--- START OF Provided records ---
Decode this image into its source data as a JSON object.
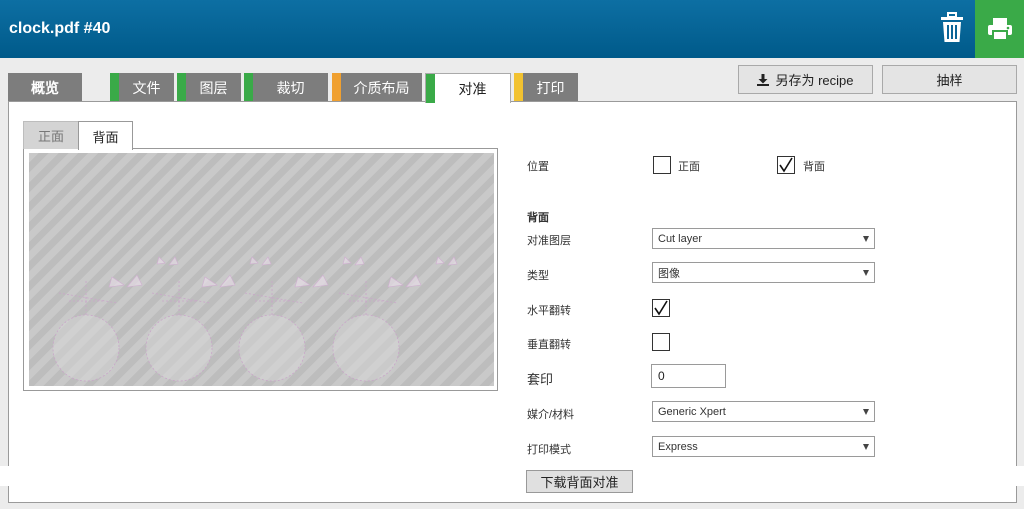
{
  "header": {
    "title": "clock.pdf #40",
    "trash_icon": "trash-icon",
    "print_icon": "printer-icon",
    "print_color": "#3aaa48"
  },
  "tabs": [
    {
      "label": "概览",
      "color": ""
    },
    {
      "label": "文件",
      "color": "#3aaa48"
    },
    {
      "label": "图层",
      "color": "#3aaa48"
    },
    {
      "label": "裁切",
      "color": "#3aaa48"
    },
    {
      "label": "介质布局",
      "color": "#f0a030"
    },
    {
      "label": "对准",
      "color": "#3aaa48"
    },
    {
      "label": "打印",
      "color": "#f2c230"
    }
  ],
  "actions": {
    "save_recipe": "另存为 recipe",
    "sample": "抽样"
  },
  "sides": {
    "front": "正面",
    "back": "背面"
  },
  "form": {
    "position_label": "位置",
    "front_label": "正面",
    "back_label": "背面",
    "front_checked": false,
    "back_checked": true,
    "section_title": "背面",
    "layer_label": "对准图层",
    "layer_value": "Cut layer",
    "type_label": "类型",
    "type_value": "图像",
    "hflip_label": "水平翻转",
    "hflip_checked": true,
    "vflip_label": "垂直翻转",
    "vflip_checked": false,
    "overprint_label": "套印",
    "overprint_value": "0",
    "media_label": "媒介/材料",
    "media_value": "Generic Xpert",
    "mode_label": "打印模式",
    "mode_value": "Express",
    "download_label": "下载背面对准"
  }
}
--- END OF Provided records ---
- Problem description: Without the pictures, write out every entry precisely as it appears.

- Solution to the problem:
Decode this image into its source data as a JSON object.
{
  "header": {
    "title": "clock.pdf #40",
    "trash_icon": "trash-icon",
    "print_icon": "printer-icon",
    "print_color": "#3aaa48"
  },
  "tabs": [
    {
      "label": "概览",
      "color": ""
    },
    {
      "label": "文件",
      "color": "#3aaa48"
    },
    {
      "label": "图层",
      "color": "#3aaa48"
    },
    {
      "label": "裁切",
      "color": "#3aaa48"
    },
    {
      "label": "介质布局",
      "color": "#f0a030"
    },
    {
      "label": "对准",
      "color": "#3aaa48"
    },
    {
      "label": "打印",
      "color": "#f2c230"
    }
  ],
  "actions": {
    "save_recipe": "另存为 recipe",
    "sample": "抽样"
  },
  "sides": {
    "front": "正面",
    "back": "背面"
  },
  "form": {
    "position_label": "位置",
    "front_label": "正面",
    "back_label": "背面",
    "front_checked": false,
    "back_checked": true,
    "section_title": "背面",
    "layer_label": "对准图层",
    "layer_value": "Cut layer",
    "type_label": "类型",
    "type_value": "图像",
    "hflip_label": "水平翻转",
    "hflip_checked": true,
    "vflip_label": "垂直翻转",
    "vflip_checked": false,
    "overprint_label": "套印",
    "overprint_value": "0",
    "media_label": "媒介/材料",
    "media_value": "Generic Xpert",
    "mode_label": "打印模式",
    "mode_value": "Express",
    "download_label": "下载背面对准"
  }
}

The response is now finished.